Copy all lines in which the word "Free" can be found.

═════ Record extracts ═════

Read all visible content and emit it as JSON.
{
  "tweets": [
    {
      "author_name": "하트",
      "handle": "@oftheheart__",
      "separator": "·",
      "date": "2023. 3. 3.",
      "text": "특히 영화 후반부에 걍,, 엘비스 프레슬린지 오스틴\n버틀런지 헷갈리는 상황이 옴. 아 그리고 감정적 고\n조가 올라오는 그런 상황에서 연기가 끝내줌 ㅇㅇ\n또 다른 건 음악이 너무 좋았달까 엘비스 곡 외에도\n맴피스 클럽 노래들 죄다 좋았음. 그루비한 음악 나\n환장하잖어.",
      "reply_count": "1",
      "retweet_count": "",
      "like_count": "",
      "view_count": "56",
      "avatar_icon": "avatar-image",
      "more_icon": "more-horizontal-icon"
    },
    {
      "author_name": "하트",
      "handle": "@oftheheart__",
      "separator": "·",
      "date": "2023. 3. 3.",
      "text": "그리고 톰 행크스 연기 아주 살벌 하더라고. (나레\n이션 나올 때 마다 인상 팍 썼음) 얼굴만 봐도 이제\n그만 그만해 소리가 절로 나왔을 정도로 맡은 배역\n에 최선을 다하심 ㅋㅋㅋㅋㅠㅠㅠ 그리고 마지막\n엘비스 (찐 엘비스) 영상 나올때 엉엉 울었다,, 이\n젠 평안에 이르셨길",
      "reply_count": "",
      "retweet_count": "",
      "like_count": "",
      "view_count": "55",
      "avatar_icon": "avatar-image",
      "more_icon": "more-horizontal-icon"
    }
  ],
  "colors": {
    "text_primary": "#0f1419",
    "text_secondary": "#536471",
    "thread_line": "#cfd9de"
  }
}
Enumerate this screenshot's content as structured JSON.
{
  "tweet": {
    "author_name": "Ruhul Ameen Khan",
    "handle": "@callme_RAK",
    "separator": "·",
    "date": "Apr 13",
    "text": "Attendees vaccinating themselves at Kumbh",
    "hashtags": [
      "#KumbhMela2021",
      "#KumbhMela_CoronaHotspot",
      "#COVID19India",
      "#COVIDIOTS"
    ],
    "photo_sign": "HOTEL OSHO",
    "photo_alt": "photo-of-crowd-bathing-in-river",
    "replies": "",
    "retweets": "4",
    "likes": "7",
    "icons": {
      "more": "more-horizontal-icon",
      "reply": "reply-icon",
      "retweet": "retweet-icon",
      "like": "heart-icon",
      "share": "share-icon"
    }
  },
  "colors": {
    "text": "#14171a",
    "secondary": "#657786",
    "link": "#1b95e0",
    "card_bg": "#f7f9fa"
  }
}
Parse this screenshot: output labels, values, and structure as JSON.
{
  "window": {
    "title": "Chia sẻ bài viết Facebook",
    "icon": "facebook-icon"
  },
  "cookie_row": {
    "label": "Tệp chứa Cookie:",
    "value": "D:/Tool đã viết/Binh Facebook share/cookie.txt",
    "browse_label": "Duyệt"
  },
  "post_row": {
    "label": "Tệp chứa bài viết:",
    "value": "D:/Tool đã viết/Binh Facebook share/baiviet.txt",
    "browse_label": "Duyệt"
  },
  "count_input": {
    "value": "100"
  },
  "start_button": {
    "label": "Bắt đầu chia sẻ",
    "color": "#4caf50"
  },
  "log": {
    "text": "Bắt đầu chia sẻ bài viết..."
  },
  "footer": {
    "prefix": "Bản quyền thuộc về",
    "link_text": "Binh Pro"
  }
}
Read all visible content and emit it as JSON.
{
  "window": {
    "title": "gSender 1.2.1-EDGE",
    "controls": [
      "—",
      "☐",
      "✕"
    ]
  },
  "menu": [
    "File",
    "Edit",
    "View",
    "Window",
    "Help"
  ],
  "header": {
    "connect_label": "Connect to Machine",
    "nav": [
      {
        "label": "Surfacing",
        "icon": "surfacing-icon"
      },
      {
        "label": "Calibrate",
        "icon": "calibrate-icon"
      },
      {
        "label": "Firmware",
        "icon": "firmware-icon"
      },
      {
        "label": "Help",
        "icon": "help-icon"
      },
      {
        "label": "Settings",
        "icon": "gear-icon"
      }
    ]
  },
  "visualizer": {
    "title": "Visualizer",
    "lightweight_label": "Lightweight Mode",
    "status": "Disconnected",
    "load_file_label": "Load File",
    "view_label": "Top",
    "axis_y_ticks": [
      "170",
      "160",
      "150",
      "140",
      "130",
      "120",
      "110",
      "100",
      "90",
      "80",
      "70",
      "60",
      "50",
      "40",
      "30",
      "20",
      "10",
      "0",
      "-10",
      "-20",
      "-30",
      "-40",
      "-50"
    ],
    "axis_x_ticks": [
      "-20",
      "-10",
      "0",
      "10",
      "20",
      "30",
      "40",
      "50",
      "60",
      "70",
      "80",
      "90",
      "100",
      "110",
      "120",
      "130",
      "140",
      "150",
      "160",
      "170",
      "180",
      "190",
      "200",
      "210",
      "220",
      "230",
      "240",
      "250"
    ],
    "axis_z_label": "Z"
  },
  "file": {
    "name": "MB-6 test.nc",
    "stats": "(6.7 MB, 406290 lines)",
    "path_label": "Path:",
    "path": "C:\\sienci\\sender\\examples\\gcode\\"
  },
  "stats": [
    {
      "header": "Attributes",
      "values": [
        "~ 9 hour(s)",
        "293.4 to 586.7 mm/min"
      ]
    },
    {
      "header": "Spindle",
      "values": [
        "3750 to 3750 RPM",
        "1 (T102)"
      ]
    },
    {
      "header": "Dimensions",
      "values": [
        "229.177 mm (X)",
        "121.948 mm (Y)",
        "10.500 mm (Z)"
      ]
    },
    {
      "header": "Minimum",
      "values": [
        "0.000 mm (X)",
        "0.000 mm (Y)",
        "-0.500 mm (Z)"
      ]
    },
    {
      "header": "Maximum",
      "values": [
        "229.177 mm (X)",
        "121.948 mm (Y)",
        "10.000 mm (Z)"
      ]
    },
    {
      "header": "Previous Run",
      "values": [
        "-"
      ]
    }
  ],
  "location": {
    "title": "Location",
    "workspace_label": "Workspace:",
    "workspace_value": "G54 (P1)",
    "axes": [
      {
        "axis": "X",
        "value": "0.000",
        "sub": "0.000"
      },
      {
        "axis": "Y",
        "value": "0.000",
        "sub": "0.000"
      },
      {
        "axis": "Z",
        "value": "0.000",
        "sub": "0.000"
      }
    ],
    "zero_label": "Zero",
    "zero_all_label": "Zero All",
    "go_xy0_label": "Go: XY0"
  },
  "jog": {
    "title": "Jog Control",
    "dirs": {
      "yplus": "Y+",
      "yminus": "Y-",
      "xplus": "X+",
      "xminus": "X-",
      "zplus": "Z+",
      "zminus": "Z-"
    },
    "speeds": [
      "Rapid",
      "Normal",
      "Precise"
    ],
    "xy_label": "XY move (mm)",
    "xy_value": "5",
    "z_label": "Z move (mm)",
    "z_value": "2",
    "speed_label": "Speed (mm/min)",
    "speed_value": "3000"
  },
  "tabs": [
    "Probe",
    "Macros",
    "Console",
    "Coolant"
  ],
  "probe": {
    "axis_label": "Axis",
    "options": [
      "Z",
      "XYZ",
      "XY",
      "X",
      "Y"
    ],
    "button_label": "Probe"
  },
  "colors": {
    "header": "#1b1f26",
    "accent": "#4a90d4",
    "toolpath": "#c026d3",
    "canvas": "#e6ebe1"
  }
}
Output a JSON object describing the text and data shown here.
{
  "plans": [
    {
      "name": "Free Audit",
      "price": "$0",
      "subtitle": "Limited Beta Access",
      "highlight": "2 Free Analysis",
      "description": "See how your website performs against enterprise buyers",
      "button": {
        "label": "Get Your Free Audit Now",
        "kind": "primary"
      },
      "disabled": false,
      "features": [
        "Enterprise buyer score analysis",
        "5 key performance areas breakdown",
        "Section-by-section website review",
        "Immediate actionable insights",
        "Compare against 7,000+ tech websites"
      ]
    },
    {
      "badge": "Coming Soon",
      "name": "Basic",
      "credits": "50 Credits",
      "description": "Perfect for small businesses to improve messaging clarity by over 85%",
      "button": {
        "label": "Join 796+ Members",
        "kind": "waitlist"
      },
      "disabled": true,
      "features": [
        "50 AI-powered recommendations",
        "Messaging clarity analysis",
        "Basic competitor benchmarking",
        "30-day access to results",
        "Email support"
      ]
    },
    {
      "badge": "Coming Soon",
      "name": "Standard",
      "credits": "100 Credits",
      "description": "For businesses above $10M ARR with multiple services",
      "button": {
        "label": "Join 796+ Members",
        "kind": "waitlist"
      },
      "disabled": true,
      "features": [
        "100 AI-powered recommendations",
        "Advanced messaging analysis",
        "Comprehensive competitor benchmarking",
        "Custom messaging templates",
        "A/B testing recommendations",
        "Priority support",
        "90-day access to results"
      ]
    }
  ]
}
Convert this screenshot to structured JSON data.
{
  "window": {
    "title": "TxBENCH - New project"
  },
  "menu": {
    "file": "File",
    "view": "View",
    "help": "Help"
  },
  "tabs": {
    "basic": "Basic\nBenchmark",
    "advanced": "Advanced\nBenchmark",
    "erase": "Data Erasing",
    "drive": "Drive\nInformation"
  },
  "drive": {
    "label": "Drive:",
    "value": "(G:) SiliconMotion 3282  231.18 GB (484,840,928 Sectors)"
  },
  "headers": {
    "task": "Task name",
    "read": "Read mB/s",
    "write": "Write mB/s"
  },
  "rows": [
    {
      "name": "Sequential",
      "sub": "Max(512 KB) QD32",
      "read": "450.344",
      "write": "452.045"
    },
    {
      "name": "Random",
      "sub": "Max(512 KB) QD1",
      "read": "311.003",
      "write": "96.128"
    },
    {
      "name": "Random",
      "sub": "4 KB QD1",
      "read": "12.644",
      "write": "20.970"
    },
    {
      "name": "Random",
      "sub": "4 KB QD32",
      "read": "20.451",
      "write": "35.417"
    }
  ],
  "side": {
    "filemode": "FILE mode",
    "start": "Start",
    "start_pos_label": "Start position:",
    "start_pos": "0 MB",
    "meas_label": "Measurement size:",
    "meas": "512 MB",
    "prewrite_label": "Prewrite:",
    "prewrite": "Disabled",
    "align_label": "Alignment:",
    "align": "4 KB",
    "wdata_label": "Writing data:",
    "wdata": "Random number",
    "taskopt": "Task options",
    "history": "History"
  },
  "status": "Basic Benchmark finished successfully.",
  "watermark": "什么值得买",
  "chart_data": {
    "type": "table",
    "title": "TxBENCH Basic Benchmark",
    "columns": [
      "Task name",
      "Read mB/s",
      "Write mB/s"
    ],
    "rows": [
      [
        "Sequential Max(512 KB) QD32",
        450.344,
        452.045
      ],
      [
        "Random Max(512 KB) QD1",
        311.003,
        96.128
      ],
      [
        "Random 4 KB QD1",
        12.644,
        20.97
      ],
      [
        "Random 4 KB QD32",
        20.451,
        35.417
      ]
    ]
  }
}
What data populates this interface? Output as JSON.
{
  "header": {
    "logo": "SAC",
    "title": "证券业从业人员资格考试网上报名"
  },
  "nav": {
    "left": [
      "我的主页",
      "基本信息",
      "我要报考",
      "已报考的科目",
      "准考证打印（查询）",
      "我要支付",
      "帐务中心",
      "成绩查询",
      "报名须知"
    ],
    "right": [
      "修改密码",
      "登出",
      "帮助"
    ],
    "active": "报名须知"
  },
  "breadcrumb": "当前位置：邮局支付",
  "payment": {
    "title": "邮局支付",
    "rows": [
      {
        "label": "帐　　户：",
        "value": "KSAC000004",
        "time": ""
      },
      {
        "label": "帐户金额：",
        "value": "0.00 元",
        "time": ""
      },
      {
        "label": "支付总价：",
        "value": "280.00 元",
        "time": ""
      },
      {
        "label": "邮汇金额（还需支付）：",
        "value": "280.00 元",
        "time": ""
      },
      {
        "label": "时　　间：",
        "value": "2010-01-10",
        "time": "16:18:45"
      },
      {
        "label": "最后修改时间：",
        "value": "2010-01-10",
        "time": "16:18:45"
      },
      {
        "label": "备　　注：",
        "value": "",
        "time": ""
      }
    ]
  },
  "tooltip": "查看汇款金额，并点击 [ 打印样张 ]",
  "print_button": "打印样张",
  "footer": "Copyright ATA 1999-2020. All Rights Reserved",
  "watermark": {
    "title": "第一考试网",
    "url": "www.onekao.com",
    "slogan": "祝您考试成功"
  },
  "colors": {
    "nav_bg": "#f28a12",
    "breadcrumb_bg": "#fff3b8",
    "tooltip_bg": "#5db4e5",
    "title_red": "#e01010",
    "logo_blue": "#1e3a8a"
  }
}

═════

## Worked answer
      "name": "Free Audit",
      "highlight": "2 Free Analysis",
        "label": "Get Your Free Audit Now",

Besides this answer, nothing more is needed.